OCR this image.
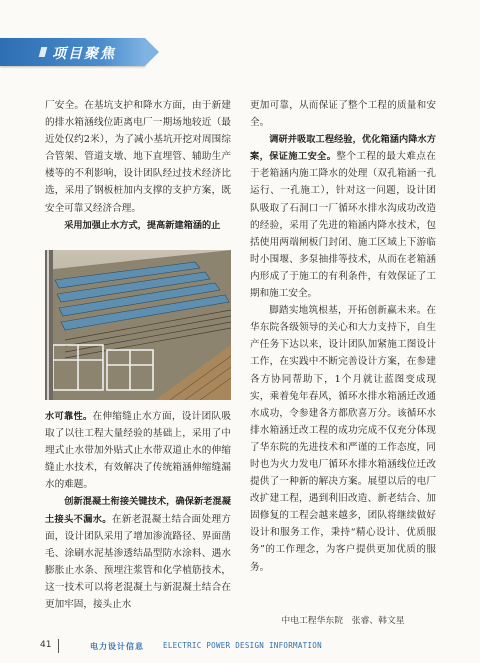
项目聚焦

厂安全。在基坑支护和降水方面，由于新建的排水箱涵线位距离电厂一期场地较近（最近处仅约2米），为了减小基坑开挖对周围综合管架、管道支墩、地下直埋管、辅助生产楼等的不利影响，设计团队经过技术经济比选，采用了钢板桩加内支撑的支护方案，既安全可靠又经济合理。

采用加强止水方式，提高新建箱涵的止

水可靠性。在伸缩缝止水方面，设计团队吸取了以往工程大量经验的基础上，采用了中埋式止水带加外贴式止水带双道止水的伸缩缝止水技术，有效解决了传统箱涵伸缩缝漏水的难题。

创新混凝土衔接关键技术，确保新老混凝土接头不漏水。在新老混凝土结合面处理方面，设计团队采用了增加渗流路径、界面凿毛、涂刷水泥基渗透结晶型防水涂料、遇水膨胀止水条、预埋注浆管和化学植筋技术，这一技术可以将老混凝土与新混凝土结合在更加牢固，接头止水

更加可靠，从而保证了整个工程的质量和安全。

调研并吸取工程经验，优化箱涵内降水方案，保证施工安全。整个工程的最大难点在于老箱涵内施工降水的处理（双孔箱涵一孔运行、一孔施工），针对这一问题，设计团队吸取了石洞口一厂循环水排水沟成功改造的经验，采用了先进的箱涵内降水技术，包括使用两端闸板门封闭、施工区域上下游临时小围堰、多泵抽排等技术，从而在老箱涵内形成了于施工的有利条件，有效保证了工期和施工安全。

脚踏实地筑根基，开拓创新赢未来。在华东院各级领导的关心和大力支持下，自生产任务下达以来，设计团队加紧施工图设计工作，在实践中不断完善设计方案，在参建各方协同帮助下，1个月就让蓝图变成现实，乘着兔年春风，循环水排水箱涵迁改通水成功，令参建各方都欣喜万分。该循环水排水箱涵迁改工程的成功完成不仅充分体现了华东院的先进技术和严谨的工作态度，同时也为火力发电厂循环水排水箱涵线位迁改提供了一种新的解决方案。展望以后的电厂改扩建工程，遇到利旧改造、新老结合、加固修复的工程会越来越多，团队将继续做好设计和服务工作，秉持“精心设计、优质服务”的工作理念，为客户提供更加优质的服务。

中电工程华东院　张睿、韩文星
41	电力设计信息	ELECTRIC POWER DESIGN INFORMATION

***

Brief: The pictures should not appear in the copy; every other part of the records above must be returned exactly.

Exercise output:
OCR this image.
项目聚焦

厂安全。在基坑支护和降水方面，由于新建的排水箱涵线位距离电厂一期场地较近（最近处仅约2米），为了减小基坑开挖对周围综合管架、管道支墩、地下直埋管、辅助生产楼等的不利影响，设计团队经过技术经济比选，采用了钢板桩加内支撑的支护方案，既安全可靠又经济合理。

采用加强止水方式，提高新建箱涵的止

水可靠性。在伸缩缝止水方面，设计团队吸取了以往工程大量经验的基础上，采用了中埋式止水带加外贴式止水带双道止水的伸缩缝止水技术，有效解决了传统箱涵伸缩缝漏水的难题。

创新混凝土衔接关键技术，确保新老混凝土接头不漏水。在新老混凝土结合面处理方面，设计团队采用了增加渗流路径、界面凿毛、涂刷水泥基渗透结晶型防水涂料、遇水膨胀止水条、预埋注浆管和化学植筋技术，这一技术可以将老混凝土与新混凝土结合在更加牢固，接头止水

更加可靠，从而保证了整个工程的质量和安全。

调研并吸取工程经验，优化箱涵内降水方案，保证施工安全。整个工程的最大难点在于老箱涵内施工降水的处理（双孔箱涵一孔运行、一孔施工），针对这一问题，设计团队吸取了石洞口一厂循环水排水沟成功改造的经验，采用了先进的箱涵内降水技术，包括使用两端闸板门封闭、施工区域上下游临时小围堰、多泵抽排等技术，从而在老箱涵内形成了于施工的有利条件，有效保证了工期和施工安全。

脚踏实地筑根基，开拓创新赢未来。在华东院各级领导的关心和大力支持下，自生产任务下达以来，设计团队加紧施工图设计工作，在实践中不断完善设计方案，在参建各方协同帮助下，1个月就让蓝图变成现实，乘着兔年春风，循环水排水箱涵迁改通水成功，令参建各方都欣喜万分。该循环水排水箱涵迁改工程的成功完成不仅充分体现了华东院的先进技术和严谨的工作态度，同时也为火力发电厂循环水排水箱涵线位迁改提供了一种新的解决方案。展望以后的电厂改扩建工程，遇到利旧改造、新老结合、加固修复的工程会越来越多，团队将继续做好设计和服务工作，秉持“精心设计、优质服务”的工作理念，为客户提供更加优质的服务。

中电工程华东院　张睿、韩文星
41	电力设计信息	ELECTRIC POWER DESIGN INFORMATION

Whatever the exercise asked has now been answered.